==== TASK INPUT
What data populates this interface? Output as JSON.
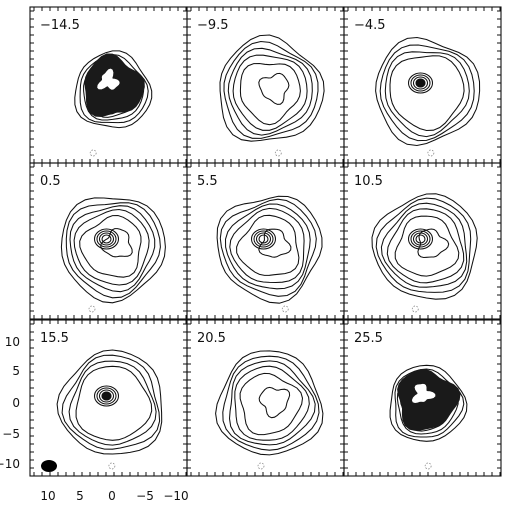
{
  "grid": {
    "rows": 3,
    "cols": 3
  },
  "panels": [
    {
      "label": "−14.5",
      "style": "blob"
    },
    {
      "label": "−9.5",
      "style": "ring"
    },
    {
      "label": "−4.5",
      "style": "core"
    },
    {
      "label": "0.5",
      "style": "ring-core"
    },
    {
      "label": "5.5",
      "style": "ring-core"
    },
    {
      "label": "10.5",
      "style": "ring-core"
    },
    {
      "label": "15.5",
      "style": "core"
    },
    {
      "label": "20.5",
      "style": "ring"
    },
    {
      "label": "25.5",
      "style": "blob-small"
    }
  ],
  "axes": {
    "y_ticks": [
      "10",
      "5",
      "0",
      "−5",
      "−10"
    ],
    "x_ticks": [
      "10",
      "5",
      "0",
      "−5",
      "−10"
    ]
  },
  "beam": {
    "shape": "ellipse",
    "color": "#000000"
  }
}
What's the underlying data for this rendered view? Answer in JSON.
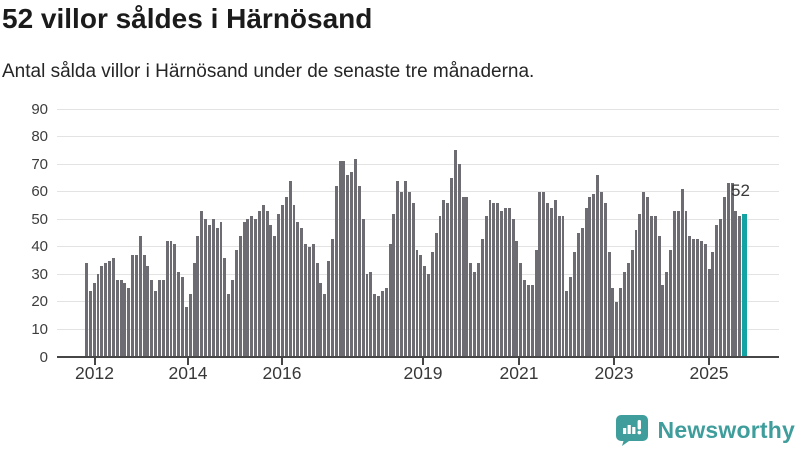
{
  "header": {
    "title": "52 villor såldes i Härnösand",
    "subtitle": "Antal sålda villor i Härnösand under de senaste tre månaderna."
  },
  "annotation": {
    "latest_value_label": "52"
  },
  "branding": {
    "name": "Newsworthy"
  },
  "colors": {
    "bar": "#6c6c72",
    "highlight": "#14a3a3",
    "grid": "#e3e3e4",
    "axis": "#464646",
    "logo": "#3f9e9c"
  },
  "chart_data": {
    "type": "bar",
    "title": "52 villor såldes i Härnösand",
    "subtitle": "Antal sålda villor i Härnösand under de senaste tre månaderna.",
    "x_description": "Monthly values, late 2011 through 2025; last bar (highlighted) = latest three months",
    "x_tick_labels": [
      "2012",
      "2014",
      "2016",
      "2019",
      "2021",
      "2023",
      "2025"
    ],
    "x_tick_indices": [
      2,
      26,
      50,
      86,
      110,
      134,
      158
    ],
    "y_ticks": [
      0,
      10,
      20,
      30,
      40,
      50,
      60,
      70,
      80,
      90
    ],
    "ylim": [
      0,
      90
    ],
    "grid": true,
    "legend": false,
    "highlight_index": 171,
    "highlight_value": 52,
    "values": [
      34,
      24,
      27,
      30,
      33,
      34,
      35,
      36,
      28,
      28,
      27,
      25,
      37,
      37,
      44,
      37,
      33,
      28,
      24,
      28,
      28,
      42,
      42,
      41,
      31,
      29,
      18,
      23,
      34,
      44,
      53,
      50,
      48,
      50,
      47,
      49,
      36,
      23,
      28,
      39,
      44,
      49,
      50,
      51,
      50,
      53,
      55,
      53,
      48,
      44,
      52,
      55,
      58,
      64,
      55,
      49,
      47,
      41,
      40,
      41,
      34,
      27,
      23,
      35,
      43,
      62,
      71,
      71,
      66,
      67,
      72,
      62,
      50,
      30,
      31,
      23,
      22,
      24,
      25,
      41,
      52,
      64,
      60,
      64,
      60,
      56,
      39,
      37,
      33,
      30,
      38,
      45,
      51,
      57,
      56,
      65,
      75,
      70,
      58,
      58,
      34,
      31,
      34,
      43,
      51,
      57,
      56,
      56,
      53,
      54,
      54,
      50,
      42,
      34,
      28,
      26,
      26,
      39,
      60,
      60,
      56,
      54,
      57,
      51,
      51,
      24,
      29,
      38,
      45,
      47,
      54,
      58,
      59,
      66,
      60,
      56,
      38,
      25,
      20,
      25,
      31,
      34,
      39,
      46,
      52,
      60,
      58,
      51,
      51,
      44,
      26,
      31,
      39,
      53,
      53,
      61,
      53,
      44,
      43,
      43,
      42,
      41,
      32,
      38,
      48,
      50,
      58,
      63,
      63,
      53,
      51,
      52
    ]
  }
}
========
==== TASK INPUT
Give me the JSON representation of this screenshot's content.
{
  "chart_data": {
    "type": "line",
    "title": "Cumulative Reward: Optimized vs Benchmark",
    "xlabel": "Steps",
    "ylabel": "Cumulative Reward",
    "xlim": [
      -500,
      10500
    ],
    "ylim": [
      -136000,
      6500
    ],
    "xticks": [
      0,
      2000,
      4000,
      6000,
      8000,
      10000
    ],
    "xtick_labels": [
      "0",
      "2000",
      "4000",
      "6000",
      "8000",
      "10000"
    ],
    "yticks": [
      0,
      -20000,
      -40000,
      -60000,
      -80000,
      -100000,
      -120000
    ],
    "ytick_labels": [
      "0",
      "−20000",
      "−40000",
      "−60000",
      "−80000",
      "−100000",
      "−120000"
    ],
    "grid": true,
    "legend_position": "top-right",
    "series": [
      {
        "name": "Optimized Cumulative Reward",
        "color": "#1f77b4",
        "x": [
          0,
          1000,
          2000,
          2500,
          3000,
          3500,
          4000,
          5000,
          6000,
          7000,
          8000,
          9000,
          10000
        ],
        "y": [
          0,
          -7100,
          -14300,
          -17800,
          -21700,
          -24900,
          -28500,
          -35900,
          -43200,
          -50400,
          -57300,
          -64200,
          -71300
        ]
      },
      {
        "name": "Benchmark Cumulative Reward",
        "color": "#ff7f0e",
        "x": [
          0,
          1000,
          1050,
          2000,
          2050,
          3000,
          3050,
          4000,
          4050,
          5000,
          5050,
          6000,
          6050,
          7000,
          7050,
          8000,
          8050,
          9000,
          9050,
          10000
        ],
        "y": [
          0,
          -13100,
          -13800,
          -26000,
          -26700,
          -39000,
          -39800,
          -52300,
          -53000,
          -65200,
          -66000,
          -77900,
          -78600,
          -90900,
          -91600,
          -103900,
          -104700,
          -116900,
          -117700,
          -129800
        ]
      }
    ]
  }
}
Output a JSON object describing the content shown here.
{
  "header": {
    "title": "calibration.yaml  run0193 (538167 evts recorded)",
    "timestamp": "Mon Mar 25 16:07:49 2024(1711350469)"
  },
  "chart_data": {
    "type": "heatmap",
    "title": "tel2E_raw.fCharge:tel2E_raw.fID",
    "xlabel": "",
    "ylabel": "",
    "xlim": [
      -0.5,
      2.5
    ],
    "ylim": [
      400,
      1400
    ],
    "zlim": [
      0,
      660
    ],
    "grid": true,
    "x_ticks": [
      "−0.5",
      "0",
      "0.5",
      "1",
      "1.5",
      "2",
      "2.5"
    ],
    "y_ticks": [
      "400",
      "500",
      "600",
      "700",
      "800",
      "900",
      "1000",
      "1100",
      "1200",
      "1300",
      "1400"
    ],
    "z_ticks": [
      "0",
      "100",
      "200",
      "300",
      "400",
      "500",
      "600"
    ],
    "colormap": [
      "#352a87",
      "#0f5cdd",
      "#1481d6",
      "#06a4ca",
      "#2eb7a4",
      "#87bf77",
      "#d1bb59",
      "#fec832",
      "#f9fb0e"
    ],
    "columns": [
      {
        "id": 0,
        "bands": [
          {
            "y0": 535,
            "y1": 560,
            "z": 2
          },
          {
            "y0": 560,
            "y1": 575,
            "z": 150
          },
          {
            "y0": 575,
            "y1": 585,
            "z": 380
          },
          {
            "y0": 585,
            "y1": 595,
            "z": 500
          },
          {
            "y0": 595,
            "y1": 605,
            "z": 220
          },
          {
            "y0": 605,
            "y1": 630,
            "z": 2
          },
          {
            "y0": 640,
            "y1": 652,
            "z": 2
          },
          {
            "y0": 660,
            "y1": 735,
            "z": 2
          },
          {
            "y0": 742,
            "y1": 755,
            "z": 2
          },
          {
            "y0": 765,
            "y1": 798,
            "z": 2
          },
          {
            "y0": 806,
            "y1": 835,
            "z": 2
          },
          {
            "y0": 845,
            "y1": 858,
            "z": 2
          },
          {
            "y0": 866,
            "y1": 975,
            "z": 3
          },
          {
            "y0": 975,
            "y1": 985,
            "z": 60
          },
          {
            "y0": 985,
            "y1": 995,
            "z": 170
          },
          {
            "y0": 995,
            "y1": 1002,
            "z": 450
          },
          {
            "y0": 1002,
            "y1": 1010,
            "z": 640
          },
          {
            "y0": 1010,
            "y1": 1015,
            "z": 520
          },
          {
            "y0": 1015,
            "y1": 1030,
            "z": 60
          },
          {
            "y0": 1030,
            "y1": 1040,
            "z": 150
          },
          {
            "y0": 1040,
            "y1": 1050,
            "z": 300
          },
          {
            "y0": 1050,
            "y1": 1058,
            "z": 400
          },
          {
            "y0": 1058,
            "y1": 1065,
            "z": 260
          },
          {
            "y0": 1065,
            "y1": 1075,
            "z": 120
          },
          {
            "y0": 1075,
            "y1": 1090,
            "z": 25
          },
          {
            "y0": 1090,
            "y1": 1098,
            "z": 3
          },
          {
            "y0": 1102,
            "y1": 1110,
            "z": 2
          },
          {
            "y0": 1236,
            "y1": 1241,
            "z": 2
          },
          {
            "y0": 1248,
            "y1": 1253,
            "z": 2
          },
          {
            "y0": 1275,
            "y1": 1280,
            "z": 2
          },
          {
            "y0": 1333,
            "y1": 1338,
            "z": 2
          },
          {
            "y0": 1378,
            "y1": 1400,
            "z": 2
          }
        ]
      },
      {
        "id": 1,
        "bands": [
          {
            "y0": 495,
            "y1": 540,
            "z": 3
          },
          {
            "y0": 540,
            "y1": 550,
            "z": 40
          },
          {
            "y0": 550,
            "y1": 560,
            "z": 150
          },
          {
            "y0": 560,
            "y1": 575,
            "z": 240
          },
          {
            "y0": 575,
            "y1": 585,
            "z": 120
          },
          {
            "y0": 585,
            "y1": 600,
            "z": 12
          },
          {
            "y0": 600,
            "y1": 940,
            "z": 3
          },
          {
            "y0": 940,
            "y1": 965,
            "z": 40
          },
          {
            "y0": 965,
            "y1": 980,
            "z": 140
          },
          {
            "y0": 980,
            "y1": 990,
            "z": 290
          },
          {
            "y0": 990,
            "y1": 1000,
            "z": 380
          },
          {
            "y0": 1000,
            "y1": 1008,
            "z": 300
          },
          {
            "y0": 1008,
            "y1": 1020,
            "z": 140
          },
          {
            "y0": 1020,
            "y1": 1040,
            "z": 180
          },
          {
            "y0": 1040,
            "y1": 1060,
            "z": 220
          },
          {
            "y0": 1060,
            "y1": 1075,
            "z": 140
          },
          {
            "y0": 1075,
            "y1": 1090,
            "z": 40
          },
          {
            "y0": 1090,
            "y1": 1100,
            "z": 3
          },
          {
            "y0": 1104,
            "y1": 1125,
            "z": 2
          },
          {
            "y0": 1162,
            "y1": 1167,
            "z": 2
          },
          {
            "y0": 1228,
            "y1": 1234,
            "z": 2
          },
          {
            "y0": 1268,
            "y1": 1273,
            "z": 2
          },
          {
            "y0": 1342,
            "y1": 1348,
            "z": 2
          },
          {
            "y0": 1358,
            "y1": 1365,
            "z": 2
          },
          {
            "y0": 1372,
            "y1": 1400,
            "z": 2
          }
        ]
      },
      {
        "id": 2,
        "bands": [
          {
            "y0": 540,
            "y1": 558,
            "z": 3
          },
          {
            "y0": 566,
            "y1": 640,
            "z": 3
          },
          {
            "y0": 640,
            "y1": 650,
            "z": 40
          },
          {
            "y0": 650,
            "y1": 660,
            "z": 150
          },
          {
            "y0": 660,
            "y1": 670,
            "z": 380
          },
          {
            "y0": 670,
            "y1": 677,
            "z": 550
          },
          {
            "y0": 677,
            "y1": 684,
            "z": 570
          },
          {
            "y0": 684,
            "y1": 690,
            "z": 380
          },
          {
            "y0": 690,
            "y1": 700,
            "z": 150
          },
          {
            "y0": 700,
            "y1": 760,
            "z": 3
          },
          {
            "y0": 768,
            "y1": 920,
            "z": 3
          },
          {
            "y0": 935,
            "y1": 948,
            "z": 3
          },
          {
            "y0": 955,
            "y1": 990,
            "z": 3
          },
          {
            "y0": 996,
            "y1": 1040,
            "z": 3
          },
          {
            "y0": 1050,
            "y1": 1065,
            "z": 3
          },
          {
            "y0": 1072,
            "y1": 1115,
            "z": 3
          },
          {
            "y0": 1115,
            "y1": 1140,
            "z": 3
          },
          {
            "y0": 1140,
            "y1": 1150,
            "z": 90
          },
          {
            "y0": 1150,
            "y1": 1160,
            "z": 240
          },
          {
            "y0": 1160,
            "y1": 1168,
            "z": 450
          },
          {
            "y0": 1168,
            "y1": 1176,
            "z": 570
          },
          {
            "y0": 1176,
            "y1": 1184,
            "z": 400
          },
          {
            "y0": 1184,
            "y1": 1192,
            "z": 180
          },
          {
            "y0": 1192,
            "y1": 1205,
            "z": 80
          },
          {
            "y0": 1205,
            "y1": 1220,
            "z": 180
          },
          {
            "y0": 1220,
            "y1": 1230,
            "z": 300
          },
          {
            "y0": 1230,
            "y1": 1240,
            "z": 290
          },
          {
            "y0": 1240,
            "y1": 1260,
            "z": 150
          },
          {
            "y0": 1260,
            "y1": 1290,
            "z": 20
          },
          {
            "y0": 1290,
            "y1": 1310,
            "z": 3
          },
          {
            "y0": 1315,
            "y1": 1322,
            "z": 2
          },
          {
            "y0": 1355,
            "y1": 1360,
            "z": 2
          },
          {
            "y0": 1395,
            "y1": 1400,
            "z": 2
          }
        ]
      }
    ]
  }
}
========
- PROBLEM DESCRIPTION -
Count the lines of these entries that hold the string "name", and give only that number.

- TASK RESULT -
3